DATA LINES:
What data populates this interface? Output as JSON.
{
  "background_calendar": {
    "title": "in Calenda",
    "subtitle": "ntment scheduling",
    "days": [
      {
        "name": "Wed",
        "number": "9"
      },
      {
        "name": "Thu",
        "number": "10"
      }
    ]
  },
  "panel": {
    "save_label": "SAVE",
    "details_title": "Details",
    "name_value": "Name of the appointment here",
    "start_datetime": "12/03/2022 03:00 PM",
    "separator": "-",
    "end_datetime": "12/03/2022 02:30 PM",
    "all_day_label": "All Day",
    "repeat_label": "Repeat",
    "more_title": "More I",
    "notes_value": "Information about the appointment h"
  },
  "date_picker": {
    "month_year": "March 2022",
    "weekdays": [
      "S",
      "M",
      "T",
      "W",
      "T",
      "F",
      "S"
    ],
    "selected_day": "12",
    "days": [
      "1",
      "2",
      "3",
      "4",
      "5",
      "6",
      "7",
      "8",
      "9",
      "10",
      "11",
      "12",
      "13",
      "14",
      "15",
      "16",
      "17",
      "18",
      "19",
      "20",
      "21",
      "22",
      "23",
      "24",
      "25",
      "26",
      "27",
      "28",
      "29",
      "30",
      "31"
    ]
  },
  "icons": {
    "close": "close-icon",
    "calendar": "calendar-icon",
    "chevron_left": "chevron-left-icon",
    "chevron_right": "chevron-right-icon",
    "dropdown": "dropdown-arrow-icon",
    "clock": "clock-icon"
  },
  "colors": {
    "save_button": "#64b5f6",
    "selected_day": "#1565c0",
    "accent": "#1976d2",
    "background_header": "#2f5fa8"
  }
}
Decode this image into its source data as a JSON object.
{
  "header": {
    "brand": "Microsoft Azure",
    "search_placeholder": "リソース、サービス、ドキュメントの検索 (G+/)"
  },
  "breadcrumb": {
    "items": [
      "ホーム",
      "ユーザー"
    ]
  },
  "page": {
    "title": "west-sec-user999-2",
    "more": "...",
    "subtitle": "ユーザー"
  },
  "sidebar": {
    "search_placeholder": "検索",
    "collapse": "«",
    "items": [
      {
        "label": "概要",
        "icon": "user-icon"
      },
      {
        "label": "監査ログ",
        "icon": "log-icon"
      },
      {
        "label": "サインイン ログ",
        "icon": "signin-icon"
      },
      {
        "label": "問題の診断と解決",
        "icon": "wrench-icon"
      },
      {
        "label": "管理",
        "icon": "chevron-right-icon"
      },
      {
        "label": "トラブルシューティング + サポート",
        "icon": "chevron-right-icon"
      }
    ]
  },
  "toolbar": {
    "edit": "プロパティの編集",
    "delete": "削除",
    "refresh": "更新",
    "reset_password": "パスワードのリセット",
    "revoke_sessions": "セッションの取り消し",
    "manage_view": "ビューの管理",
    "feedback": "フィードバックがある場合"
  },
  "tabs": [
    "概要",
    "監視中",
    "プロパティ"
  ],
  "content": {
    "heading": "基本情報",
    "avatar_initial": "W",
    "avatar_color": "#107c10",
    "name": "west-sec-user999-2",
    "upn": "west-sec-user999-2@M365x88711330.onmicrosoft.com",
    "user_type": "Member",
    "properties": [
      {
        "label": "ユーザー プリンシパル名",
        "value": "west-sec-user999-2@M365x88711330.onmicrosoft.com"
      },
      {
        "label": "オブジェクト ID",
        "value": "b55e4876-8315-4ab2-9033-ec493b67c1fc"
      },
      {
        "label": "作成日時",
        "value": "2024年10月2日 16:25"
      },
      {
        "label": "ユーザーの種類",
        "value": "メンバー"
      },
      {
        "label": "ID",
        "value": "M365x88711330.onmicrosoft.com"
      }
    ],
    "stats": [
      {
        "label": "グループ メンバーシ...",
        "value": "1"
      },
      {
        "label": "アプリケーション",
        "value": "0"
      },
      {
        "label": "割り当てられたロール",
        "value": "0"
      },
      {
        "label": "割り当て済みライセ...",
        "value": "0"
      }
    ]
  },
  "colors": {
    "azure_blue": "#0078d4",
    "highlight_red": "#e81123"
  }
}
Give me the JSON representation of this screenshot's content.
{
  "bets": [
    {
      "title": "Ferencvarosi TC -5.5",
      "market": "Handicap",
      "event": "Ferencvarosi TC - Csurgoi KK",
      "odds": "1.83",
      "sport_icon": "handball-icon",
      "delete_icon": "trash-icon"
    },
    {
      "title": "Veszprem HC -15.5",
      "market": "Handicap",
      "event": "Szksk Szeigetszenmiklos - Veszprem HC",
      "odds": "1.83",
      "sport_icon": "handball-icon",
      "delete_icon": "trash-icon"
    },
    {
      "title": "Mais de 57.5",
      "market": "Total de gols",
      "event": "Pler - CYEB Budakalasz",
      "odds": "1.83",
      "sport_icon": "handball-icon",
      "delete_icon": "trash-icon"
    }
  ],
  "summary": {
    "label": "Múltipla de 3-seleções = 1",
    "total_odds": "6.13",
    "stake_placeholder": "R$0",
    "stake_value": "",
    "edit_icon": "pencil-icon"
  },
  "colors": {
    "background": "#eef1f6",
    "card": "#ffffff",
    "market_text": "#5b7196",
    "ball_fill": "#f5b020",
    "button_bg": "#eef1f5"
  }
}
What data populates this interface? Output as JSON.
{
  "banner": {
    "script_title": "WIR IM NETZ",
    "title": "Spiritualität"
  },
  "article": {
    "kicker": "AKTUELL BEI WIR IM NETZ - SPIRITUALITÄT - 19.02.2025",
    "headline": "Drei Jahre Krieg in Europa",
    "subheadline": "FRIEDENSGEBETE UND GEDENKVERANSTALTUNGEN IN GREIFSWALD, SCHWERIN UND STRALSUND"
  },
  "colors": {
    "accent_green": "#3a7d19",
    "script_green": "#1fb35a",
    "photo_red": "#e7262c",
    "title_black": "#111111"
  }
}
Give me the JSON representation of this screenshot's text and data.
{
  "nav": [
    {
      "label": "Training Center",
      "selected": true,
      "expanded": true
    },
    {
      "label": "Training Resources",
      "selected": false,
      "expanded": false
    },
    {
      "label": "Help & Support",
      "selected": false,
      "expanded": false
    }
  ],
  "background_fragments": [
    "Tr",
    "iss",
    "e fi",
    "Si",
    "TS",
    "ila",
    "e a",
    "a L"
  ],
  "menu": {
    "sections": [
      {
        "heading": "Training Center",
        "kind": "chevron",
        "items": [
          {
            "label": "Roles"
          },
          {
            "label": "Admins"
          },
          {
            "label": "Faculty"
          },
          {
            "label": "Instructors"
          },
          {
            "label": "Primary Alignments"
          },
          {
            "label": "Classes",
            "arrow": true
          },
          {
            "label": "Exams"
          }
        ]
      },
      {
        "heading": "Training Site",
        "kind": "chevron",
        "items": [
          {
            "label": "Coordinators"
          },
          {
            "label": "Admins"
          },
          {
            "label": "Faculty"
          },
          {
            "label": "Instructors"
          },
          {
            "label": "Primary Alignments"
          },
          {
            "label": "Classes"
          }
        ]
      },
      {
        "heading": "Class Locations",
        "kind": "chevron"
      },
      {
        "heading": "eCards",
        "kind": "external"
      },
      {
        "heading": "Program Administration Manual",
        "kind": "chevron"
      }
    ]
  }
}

GIVEN TASK: From the listing above, reproduce all the lines exactly.

RESPONSE TO THIS EXERCISE:
What data populates this interface? Output as JSON.
{
  "background_calendar": {
    "title": "in Calenda",
    "subtitle": "ntment scheduling",
    "days": [
      {
        "name": "Wed",
        "number": "9"
      },
      {
        "name": "Thu",
        "number": "10"
      }
    ]
  },
  "panel": {
    "save_label": "SAVE",
    "details_title": "Details",
    "name_value": "Name of the appointment here",
    "start_datetime": "12/03/2022 03:00 PM",
    "separator": "-",
    "end_datetime": "12/03/2022 02:30 PM",
    "all_day_label": "All Day",
    "repeat_label": "Repeat",
    "more_title": "More I",
    "notes_value": "Information about the appointment h"
  },
  "date_picker": {
    "month_year": "March 2022",
    "weekdays": [
      "S",
      "M",
      "T",
      "W",
      "T",
      "F",
      "S"
    ],
    "selected_day": "12",
    "days": [
      "1",
      "2",
      "3",
      "4",
      "5",
      "6",
      "7",
      "8",
      "9",
      "10",
      "11",
      "12",
      "13",
      "14",
      "15",
      "16",
      "17",
      "18",
      "19",
      "20",
      "21",
      "22",
      "23",
      "24",
      "25",
      "26",
      "27",
      "28",
      "29",
      "30",
      "31"
    ]
  },
  "icons": {
    "close": "close-icon",
    "calendar": "calendar-icon",
    "chevron_left": "chevron-left-icon",
    "chevron_right": "chevron-right-icon",
    "dropdown": "dropdown-arrow-icon",
    "clock": "clock-icon"
  },
  "colors": {
    "save_button": "#64b5f6",
    "selected_day": "#1565c0",
    "accent": "#1976d2",
    "background_header": "#2f5fa8"
  }
}
Decode this image into its source data as a JSON object.
{
  "header": {
    "brand": "Microsoft Azure",
    "search_placeholder": "リソース、サービス、ドキュメントの検索 (G+/)"
  },
  "breadcrumb": {
    "items": [
      "ホーム",
      "ユーザー"
    ]
  },
  "page": {
    "title": "west-sec-user999-2",
    "more": "...",
    "subtitle": "ユーザー"
  },
  "sidebar": {
    "search_placeholder": "検索",
    "collapse": "«",
    "items": [
      {
        "label": "概要",
        "icon": "user-icon"
      },
      {
        "label": "監査ログ",
        "icon": "log-icon"
      },
      {
        "label": "サインイン ログ",
        "icon": "signin-icon"
      },
      {
        "label": "問題の診断と解決",
        "icon": "wrench-icon"
      },
      {
        "label": "管理",
        "icon": "chevron-right-icon"
      },
      {
        "label": "トラブルシューティング + サポート",
        "icon": "chevron-right-icon"
      }
    ]
  },
  "toolbar": {
    "edit": "プロパティの編集",
    "delete": "削除",
    "refresh": "更新",
    "reset_password": "パスワードのリセット",
    "revoke_sessions": "セッションの取り消し",
    "manage_view": "ビューの管理",
    "feedback": "フィードバックがある場合"
  },
  "tabs": [
    "概要",
    "監視中",
    "プロパティ"
  ],
  "content": {
    "heading": "基本情報",
    "avatar_initial": "W",
    "avatar_color": "#107c10",
    "name": "west-sec-user999-2",
    "upn": "west-sec-user999-2@M365x88711330.onmicrosoft.com",
    "user_type": "Member",
    "properties": [
      {
        "label": "ユーザー プリンシパル名",
        "value": "west-sec-user999-2@M365x88711330.onmicrosoft.com"
      },
      {
        "label": "オブジェクト ID",
        "value": "b55e4876-8315-4ab2-9033-ec493b67c1fc"
      },
      {
        "label": "作成日時",
        "value": "2024年10月2日 16:25"
      },
      {
        "label": "ユーザーの種類",
        "value": "メンバー"
      },
      {
        "label": "ID",
        "value": "M365x88711330.onmicrosoft.com"
      }
    ],
    "stats": [
      {
        "label": "グループ メンバーシ...",
        "value": "1"
      },
      {
        "label": "アプリケーション",
        "value": "0"
      },
      {
        "label": "割り当てられたロール",
        "value": "0"
      },
      {
        "label": "割り当て済みライセ...",
        "value": "0"
      }
    ]
  },
  "colors": {
    "azure_blue": "#0078d4",
    "highlight_red": "#e81123"
  }
}
Give me the JSON representation of this screenshot's content.
{
  "bets": [
    {
      "title": "Ferencvarosi TC -5.5",
      "market": "Handicap",
      "event": "Ferencvarosi TC - Csurgoi KK",
      "odds": "1.83",
      "sport_icon": "handball-icon",
      "delete_icon": "trash-icon"
    },
    {
      "title": "Veszprem HC -15.5",
      "market": "Handicap",
      "event": "Szksk Szeigetszenmiklos - Veszprem HC",
      "odds": "1.83",
      "sport_icon": "handball-icon",
      "delete_icon": "trash-icon"
    },
    {
      "title": "Mais de 57.5",
      "market": "Total de gols",
      "event": "Pler - CYEB Budakalasz",
      "odds": "1.83",
      "sport_icon": "handball-icon",
      "delete_icon": "trash-icon"
    }
  ],
  "summary": {
    "label": "Múltipla de 3-seleções = 1",
    "total_odds": "6.13",
    "stake_placeholder": "R$0",
    "stake_value": "",
    "edit_icon": "pencil-icon"
  },
  "colors": {
    "background": "#eef1f6",
    "card": "#ffffff",
    "market_text": "#5b7196",
    "ball_fill": "#f5b020",
    "button_bg": "#eef1f5"
  }
}
What data populates this interface? Output as JSON.
{
  "banner": {
    "script_title": "WIR IM NETZ",
    "title": "Spiritualität"
  },
  "article": {
    "kicker": "AKTUELL BEI WIR IM NETZ - SPIRITUALITÄT - 19.02.2025",
    "headline": "Drei Jahre Krieg in Europa",
    "subheadline": "FRIEDENSGEBETE UND GEDENKVERANSTALTUNGEN IN GREIFSWALD, SCHWERIN UND STRALSUND"
  },
  "colors": {
    "accent_green": "#3a7d19",
    "script_green": "#1fb35a",
    "photo_red": "#e7262c",
    "title_black": "#111111"
  }
}
Give me the JSON representation of this screenshot's text and data.
{
  "nav": [
    {
      "label": "Training Center",
      "selected": true,
      "expanded": true
    },
    {
      "label": "Training Resources",
      "selected": false,
      "expanded": false
    },
    {
      "label": "Help & Support",
      "selected": false,
      "expanded": false
    }
  ],
  "background_fragments": [
    "Tr",
    "iss",
    "e fi",
    "Si",
    "TS",
    "ila",
    "e a",
    "a L"
  ],
  "menu": {
    "sections": [
      {
        "heading": "Training Center",
        "kind": "chevron",
        "items": [
          {
            "label": "Roles"
          },
          {
            "label": "Admins"
          },
          {
            "label": "Faculty"
          },
          {
            "label": "Instructors"
          },
          {
            "label": "Primary Alignments"
          },
          {
            "label": "Classes",
            "arrow": true
          },
          {
            "label": "Exams"
          }
        ]
      },
      {
        "heading": "Training Site",
        "kind": "chevron",
        "items": [
          {
            "label": "Coordinators"
          },
          {
            "label": "Admins"
          },
          {
            "label": "Faculty"
          },
          {
            "label": "Instructors"
          },
          {
            "label": "Primary Alignments"
          },
          {
            "label": "Classes"
          }
        ]
      },
      {
        "heading": "Class Locations",
        "kind": "chevron"
      },
      {
        "heading": "eCards",
        "kind": "external"
      },
      {
        "heading": "Program Administration Manual",
        "kind": "chevron"
      }
    ]
  }
}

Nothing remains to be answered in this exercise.